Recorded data
****************************************
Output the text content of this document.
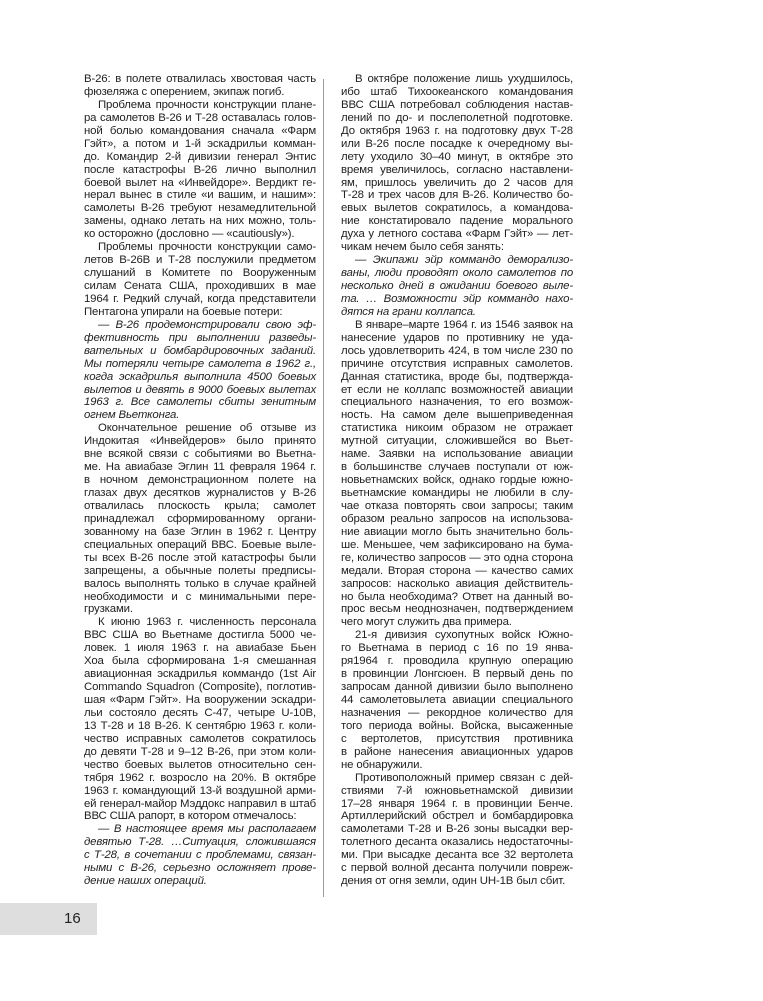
В-26: в полете отвалилась хвостовая часть
фюзеляжа с оперением, экипаж погиб.
Проблема прочности конструкции плане-
ра самолетов В-26 и Т-28 оставалась голов-
ной болью командования сначала «Фарм
Гэйт», а потом и 1-й эскадрильи комман-
до. Командир 2-й дивизии генерал Энтис
после катастрофы В-26 лично выполнил
боевой вылет на «Инвейдоре». Вердикт ге-
нерал вынес в стиле «и вашим, и нашим»:
самолеты В-26 требуют незамедлительной
замены, однако летать на них можно, толь-
ко осторожно (дословно — «cautiously»).
Проблемы прочности конструкции само-
летов В-26В и Т-28 послужили предметом
слушаний в Комитете по Вооруженным
силам Сената США, проходивших в мае
1964 г. Редкий случай, когда представители
Пентагона упирали на боевые потери:
— В-26 продемонстрировали свою эф-
фективность при выполнении разведы-
вательных и бомбардировочных заданий.
Мы потеряли четыре самолета в 1962 г.,
когда эскадрилья выполнила 4500 боевых
вылетов и девять в 9000 боевых вылетах
1963 г. Все самолеты сбиты зенитным
огнем Вьетконга.
Окончательное решение об отзыве из
Индокитая «Инвейдеров» было принято
вне всякой связи с событиями во Вьетна-
ме. На авиабазе Эглин 11 февраля 1964 г.
в ночном демонстрационном полете на
глазах двух десятков журналистов у В-26
отвалилась плоскость крыла; самолет
принадлежал сформированному органи-
зованному на базе Эглин в 1962 г. Центру
специальных операций ВВС. Боевые выле-
ты всех В-26 после этой катастрофы были
запрещены, а обычные полеты предписы-
валось выполнять только в случае крайней
необходимости и с минимальными пере-
грузками.
К июню 1963 г. численность персонала
ВВС США во Вьетнаме достигла 5000 че-
ловек. 1 июля 1963 г. на авиабазе Бьен
Хоа была сформирована 1-я смешанная
авиационная эскадрилья коммандо (1st Air
Commando Squadron (Composite), поглотив-
шая «Фарм Гэйт». На вооружении эскадри-
льи состояло десять С-47, четыре U-10B,
13 Т-28 и 18 В-26. К сентябрю 1963 г. коли-
чество исправных самолетов сократилось
до девяти Т-28 и 9–12 В-26, при этом коли-
чество боевых вылетов относительно сен-
тября 1962 г. возросло на 20%. В октябре
1963 г. командующий 13-й воздушной арми-
ей генерал-майор Мэддокс направил в штаб
ВВС США рапорт, в котором отмечалось:
— В настоящее время мы располагаем
девятью Т-28. …Ситуация, сложившаяся
с Т-28, в сочетании с проблемами, связан-
ными с В-26, серьезно осложняет прове-
дение наших операций.
В октябре положение лишь ухудшилось,
ибо штаб Тихоокеанского командования
ВВС США потребовал соблюдения настав-
лений по до- и послеполетной подготовке.
До октября 1963 г. на подготовку двух Т-28
или В-26 после посадке к очередному вы-
лету уходило 30–40 минут, в октябре это
время увеличилось, согласно наставлени-
ям, пришлось увеличить до 2 часов для
Т-28 и трех часов для В-26. Количество бо-
евых вылетов сократилось, а командова-
ние констатировало падение морального
духа у летного состава «Фарм Гэйт» — лет-
чикам нечем было себя занять:
— Экипажи эйр коммандо деморализо-
ваны, люди проводят около самолетов по
несколько дней в ожидании боевого выле-
та. … Возможности эйр коммандо нахо-
дятся на грани коллапса.
В январе–марте 1964 г. из 1546 заявок на
нанесение ударов по противнику не уда-
лось удовлетворить 424, в том числе 230 по
причине отсутствия исправных самолетов.
Данная статистика, вроде бы, подтвержда-
ет если не коллапс возможностей авиации
специального назначения, то его возмож-
ность. На самом деле вышеприведенная
статистика никоим образом не отражает
мутной ситуации, сложившейся во Вьет-
наме. Заявки на использование авиации
в большинстве случаев поступали от юж-
новьетнамских войск, однако гордые южно-
вьетнамские командиры не любили в слу-
чае отказа повторять свои запросы; таким
образом реально запросов на использова-
ние авиации могло быть значительно боль-
ше. Меньшее, чем зафиксировано на бума-
ге, количество запросов — это одна сторона
медали. Вторая сторона — качество самих
запросов: насколько авиация действитель-
но была необходима? Ответ на данный во-
прос весьм неоднозначен, подтверждением
чего могут служить два примера.
21-я дивизия сухопутных войск Южно-
го Вьетнама в период с 16 по 19 янва-
ря1964 г. проводила крупную операцию
в провинции Лонгсюен. В первый день по
запросам данной дивизии было выполнено
44 самолетовылета авиации специального
назначения — рекордное количество для
того периода войны. Войска, высаженные
с вертолетов, присутствия противника
в районе нанесения авиационных ударов
не обнаружили.
Противоположный пример связан с дей-
ствиями 7-й южновьетнамской дивизии
17–28 января 1964 г. в провинции Бенче.
Артиллерийский обстрел и бомбардировка
самолетами Т-28 и В-26 зоны высадки вер-
толетного десанта оказались недостаточны-
ми. При высадке десанта все 32 вертолета
с первой волной десанта получили повреж-
дения от огня земли, один UH-1В был сбит.
16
****************************************
* REQUIRED TASK: Identify the lines that contain the string "когда", and copy every one of them.

* SOLUTION BELOW:
1964 г. Редкий случай, когда представители
когда эскадрилья выполнила 4500 боевых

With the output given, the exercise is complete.